## MATERIAL FOR THE TASK
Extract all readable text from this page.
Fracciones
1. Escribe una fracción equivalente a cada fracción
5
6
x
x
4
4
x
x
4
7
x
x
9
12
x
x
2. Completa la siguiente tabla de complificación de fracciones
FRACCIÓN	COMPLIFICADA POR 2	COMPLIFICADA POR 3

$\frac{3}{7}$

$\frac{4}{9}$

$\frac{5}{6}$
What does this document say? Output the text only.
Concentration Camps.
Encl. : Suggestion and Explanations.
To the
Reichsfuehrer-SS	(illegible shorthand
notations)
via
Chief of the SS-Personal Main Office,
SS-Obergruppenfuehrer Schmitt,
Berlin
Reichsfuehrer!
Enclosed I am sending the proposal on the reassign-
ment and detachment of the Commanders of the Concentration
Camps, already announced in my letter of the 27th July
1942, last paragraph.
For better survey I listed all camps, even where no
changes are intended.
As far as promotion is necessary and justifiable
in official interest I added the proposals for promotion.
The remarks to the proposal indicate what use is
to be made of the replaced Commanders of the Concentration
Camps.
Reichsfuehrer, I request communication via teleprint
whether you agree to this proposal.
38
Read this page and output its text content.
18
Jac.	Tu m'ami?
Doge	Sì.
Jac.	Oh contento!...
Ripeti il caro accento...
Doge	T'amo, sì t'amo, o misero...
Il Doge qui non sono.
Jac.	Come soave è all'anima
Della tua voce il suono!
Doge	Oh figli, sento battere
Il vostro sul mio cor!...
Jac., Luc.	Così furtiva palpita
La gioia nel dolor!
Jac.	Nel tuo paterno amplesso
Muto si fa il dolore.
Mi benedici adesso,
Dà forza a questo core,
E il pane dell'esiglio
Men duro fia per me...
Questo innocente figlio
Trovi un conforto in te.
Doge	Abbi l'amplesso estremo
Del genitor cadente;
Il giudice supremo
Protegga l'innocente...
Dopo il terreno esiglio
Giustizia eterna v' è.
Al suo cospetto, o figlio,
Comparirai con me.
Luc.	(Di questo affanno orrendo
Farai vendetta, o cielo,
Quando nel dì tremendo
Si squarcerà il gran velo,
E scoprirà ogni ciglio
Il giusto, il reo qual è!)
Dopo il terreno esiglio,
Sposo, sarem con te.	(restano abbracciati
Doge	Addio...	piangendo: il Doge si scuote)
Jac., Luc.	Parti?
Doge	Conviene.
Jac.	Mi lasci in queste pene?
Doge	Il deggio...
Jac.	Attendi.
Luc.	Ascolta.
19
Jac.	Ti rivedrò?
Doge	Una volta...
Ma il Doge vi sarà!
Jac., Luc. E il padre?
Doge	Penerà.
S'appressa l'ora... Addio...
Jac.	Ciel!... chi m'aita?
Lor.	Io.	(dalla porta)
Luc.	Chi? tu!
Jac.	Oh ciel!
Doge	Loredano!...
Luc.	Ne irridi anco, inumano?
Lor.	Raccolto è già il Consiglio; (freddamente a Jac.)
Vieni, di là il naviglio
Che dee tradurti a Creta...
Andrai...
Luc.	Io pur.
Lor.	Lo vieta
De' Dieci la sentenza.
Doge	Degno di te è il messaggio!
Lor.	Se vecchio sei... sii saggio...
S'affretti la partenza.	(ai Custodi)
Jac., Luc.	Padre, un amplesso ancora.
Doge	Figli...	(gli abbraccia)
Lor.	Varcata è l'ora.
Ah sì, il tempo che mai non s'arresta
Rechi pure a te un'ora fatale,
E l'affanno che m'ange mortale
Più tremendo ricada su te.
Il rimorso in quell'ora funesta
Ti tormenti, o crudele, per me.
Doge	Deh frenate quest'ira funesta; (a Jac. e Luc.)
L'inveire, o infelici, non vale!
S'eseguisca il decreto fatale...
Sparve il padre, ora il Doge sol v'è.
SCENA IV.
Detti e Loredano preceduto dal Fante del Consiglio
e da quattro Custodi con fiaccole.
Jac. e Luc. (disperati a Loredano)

## PROBLEM TO WORK ON
Restate all of the entries above precisely.

## WORKED SOLUTION
Extract all readable text from this page.
Fracciones
1. Escribe una fracción equivalente a cada fracción
5
6
x
x
4
4
x
x
4
7
x
x
9
12
x
x
2. Completa la siguiente tabla de complificación de fracciones
FRACCIÓN	COMPLIFICADA POR 2	COMPLIFICADA POR 3

$\frac{3}{7}$

$\frac{4}{9}$

$\frac{5}{6}$
What does this document say? Output the text only.
Concentration Camps.
Encl. : Suggestion and Explanations.
To the
Reichsfuehrer-SS	(illegible shorthand
notations)
via
Chief of the SS-Personal Main Office,
SS-Obergruppenfuehrer Schmitt,
Berlin
Reichsfuehrer!
Enclosed I am sending the proposal on the reassign-
ment and detachment of the Commanders of the Concentration
Camps, already announced in my letter of the 27th July
1942, last paragraph.
For better survey I listed all camps, even where no
changes are intended.
As far as promotion is necessary and justifiable
in official interest I added the proposals for promotion.
The remarks to the proposal indicate what use is
to be made of the replaced Commanders of the Concentration
Camps.
Reichsfuehrer, I request communication via teleprint
whether you agree to this proposal.
38
Read this page and output its text content.
18
Jac.	Tu m'ami?
Doge	Sì.
Jac.	Oh contento!...
Ripeti il caro accento...
Doge	T'amo, sì t'amo, o misero...
Il Doge qui non sono.
Jac.	Come soave è all'anima
Della tua voce il suono!
Doge	Oh figli, sento battere
Il vostro sul mio cor!...
Jac., Luc.	Così furtiva palpita
La gioia nel dolor!
Jac.	Nel tuo paterno amplesso
Muto si fa il dolore.
Mi benedici adesso,
Dà forza a questo core,
E il pane dell'esiglio
Men duro fia per me...
Questo innocente figlio
Trovi un conforto in te.
Doge	Abbi l'amplesso estremo
Del genitor cadente;
Il giudice supremo
Protegga l'innocente...
Dopo il terreno esiglio
Giustizia eterna v' è.
Al suo cospetto, o figlio,
Comparirai con me.
Luc.	(Di questo affanno orrendo
Farai vendetta, o cielo,
Quando nel dì tremendo
Si squarcerà il gran velo,
E scoprirà ogni ciglio
Il giusto, il reo qual è!)
Dopo il terreno esiglio,
Sposo, sarem con te.	(restano abbracciati
Doge	Addio...	piangendo: il Doge si scuote)
Jac., Luc.	Parti?
Doge	Conviene.
Jac.	Mi lasci in queste pene?
Doge	Il deggio...
Jac.	Attendi.
Luc.	Ascolta.
19
Jac.	Ti rivedrò?
Doge	Una volta...
Ma il Doge vi sarà!
Jac., Luc. E il padre?
Doge	Penerà.
S'appressa l'ora... Addio...
Jac.	Ciel!... chi m'aita?
Lor.	Io.	(dalla porta)
Luc.	Chi? tu!
Jac.	Oh ciel!
Doge	Loredano!...
Luc.	Ne irridi anco, inumano?
Lor.	Raccolto è già il Consiglio; (freddamente a Jac.)
Vieni, di là il naviglio
Che dee tradurti a Creta...
Andrai...
Luc.	Io pur.
Lor.	Lo vieta
De' Dieci la sentenza.
Doge	Degno di te è il messaggio!
Lor.	Se vecchio sei... sii saggio...
S'affretti la partenza.	(ai Custodi)
Jac., Luc.	Padre, un amplesso ancora.
Doge	Figli...	(gli abbraccia)
Lor.	Varcata è l'ora.
Ah sì, il tempo che mai non s'arresta
Rechi pure a te un'ora fatale,
E l'affanno che m'ange mortale
Più tremendo ricada su te.
Il rimorso in quell'ora funesta
Ti tormenti, o crudele, per me.
Doge	Deh frenate quest'ira funesta; (a Jac. e Luc.)
L'inveire, o infelici, non vale!
S'eseguisca il decreto fatale...
Sparve il padre, ora il Doge sol v'è.
SCENA IV.
Detti e Loredano preceduto dal Fante del Consiglio
e da quattro Custodi con fiaccole.
Jac. e Luc. (disperati a Loredano)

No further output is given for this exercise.